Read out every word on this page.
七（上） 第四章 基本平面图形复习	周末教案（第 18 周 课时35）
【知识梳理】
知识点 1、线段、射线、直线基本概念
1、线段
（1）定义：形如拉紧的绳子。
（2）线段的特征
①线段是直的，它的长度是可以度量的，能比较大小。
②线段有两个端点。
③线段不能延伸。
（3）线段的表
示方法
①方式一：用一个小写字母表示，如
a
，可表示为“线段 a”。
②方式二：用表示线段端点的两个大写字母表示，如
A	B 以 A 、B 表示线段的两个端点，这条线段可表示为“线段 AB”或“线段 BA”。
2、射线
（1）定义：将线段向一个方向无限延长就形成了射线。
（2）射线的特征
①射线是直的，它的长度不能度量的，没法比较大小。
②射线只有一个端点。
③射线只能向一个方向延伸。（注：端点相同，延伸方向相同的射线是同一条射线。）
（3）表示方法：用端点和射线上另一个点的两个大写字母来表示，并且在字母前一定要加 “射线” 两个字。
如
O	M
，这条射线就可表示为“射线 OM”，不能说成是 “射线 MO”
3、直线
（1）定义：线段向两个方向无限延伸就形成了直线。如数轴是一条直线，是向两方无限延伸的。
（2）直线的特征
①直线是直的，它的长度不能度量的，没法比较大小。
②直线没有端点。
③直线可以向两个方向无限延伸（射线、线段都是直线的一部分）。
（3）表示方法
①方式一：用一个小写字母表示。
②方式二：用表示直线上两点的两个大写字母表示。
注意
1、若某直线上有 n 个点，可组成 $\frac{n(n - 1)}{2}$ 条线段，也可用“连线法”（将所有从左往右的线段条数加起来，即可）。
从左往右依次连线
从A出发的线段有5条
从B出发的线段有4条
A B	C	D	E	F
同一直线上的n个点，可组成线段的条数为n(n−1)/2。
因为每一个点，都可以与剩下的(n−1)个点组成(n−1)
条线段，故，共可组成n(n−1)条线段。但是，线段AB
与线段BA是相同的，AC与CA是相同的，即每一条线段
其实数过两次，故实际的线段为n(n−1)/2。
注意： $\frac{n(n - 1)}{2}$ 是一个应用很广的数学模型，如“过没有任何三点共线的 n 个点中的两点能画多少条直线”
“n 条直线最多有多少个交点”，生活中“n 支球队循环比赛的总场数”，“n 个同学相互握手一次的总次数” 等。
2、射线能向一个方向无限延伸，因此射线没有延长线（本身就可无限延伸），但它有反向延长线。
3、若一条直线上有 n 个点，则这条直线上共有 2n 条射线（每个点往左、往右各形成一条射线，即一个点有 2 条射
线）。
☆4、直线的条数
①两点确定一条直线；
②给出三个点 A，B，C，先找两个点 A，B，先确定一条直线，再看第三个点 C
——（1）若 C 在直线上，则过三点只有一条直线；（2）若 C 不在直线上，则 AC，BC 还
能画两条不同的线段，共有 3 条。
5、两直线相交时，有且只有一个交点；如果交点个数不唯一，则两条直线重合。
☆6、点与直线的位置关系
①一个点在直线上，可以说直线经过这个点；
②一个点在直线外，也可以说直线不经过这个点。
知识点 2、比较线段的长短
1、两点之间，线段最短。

-*-

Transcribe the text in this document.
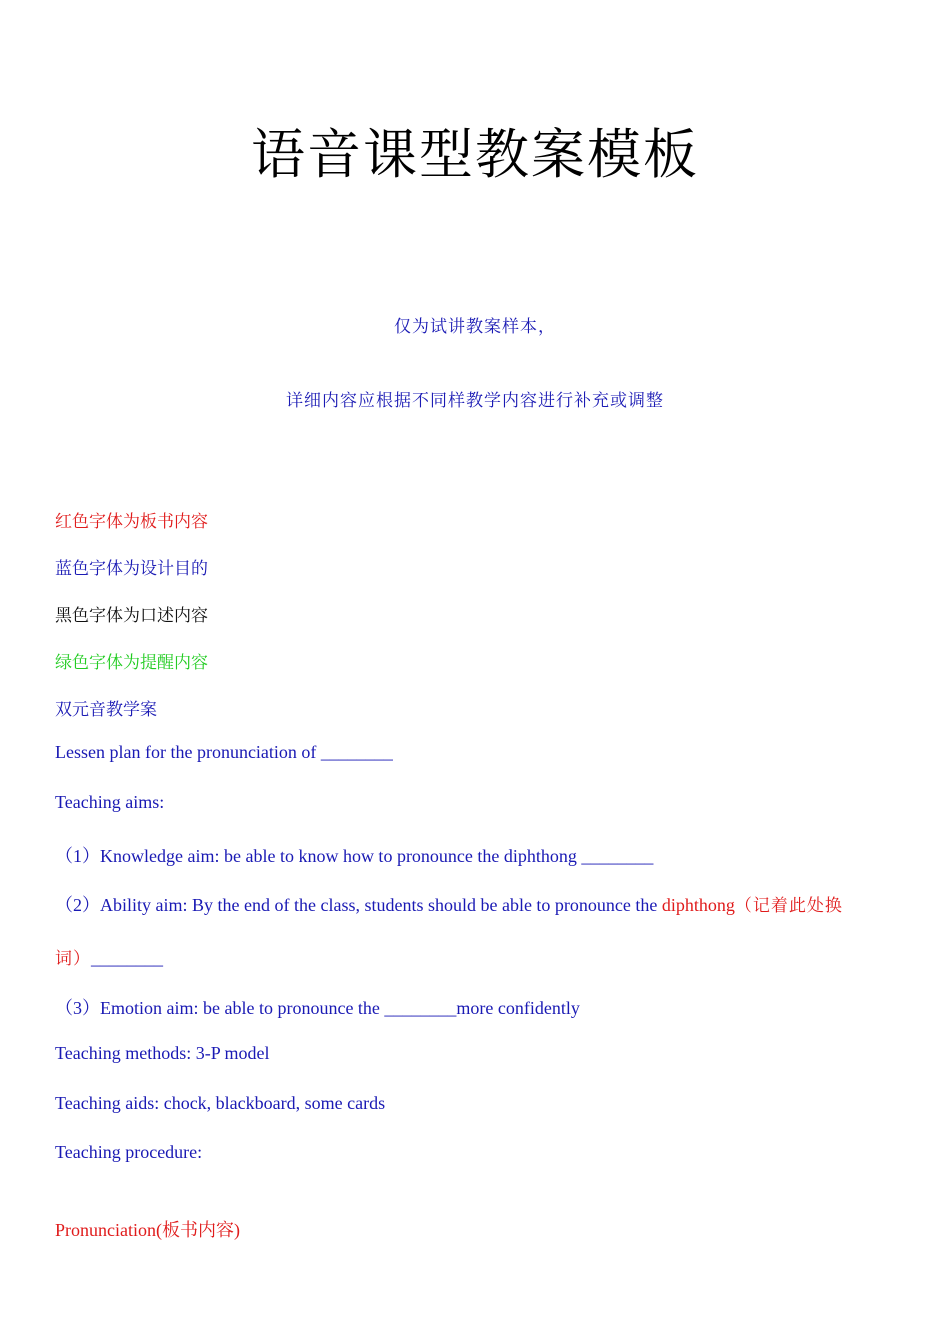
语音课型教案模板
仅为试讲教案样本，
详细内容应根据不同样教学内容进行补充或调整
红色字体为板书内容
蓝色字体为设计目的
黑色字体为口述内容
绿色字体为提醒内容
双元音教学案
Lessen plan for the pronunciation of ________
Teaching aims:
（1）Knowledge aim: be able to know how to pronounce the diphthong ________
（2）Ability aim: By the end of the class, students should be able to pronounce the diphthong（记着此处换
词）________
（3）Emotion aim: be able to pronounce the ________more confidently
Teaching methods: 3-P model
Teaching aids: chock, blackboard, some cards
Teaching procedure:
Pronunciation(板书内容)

-*-

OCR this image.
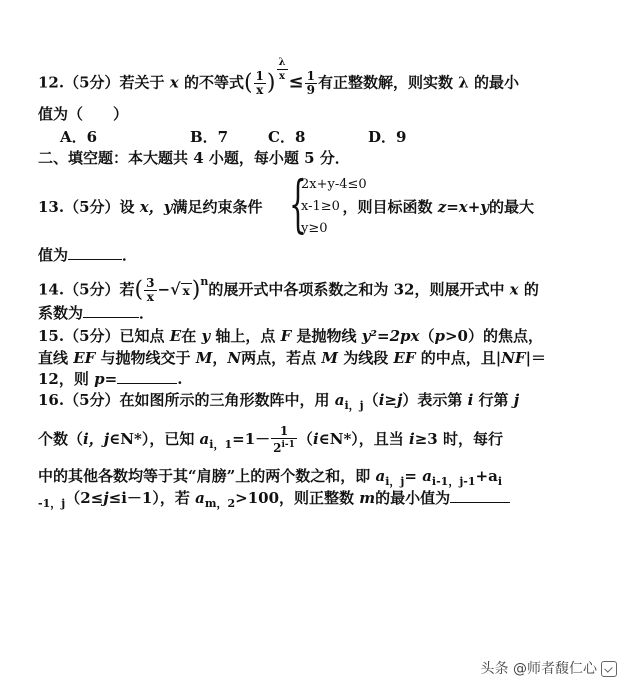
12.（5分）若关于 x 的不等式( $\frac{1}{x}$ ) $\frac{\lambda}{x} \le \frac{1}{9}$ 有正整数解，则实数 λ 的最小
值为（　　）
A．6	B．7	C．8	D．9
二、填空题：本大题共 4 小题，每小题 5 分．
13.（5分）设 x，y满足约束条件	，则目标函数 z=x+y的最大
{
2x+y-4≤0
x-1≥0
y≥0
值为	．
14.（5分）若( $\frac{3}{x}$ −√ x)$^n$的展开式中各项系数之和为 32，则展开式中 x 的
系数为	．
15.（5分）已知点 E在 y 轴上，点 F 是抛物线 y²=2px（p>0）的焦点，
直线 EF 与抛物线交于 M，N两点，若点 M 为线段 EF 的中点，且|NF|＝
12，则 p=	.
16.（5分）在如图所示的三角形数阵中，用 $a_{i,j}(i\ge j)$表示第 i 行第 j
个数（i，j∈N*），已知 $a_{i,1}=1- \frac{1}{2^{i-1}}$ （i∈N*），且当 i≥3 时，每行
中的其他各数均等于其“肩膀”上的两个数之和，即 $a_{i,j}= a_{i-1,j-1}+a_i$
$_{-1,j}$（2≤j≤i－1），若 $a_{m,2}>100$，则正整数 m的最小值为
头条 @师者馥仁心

-*-

(Task prompt) Count every line of the records that holds the string "diphthong". Write only the total.

(Exercise answer) 2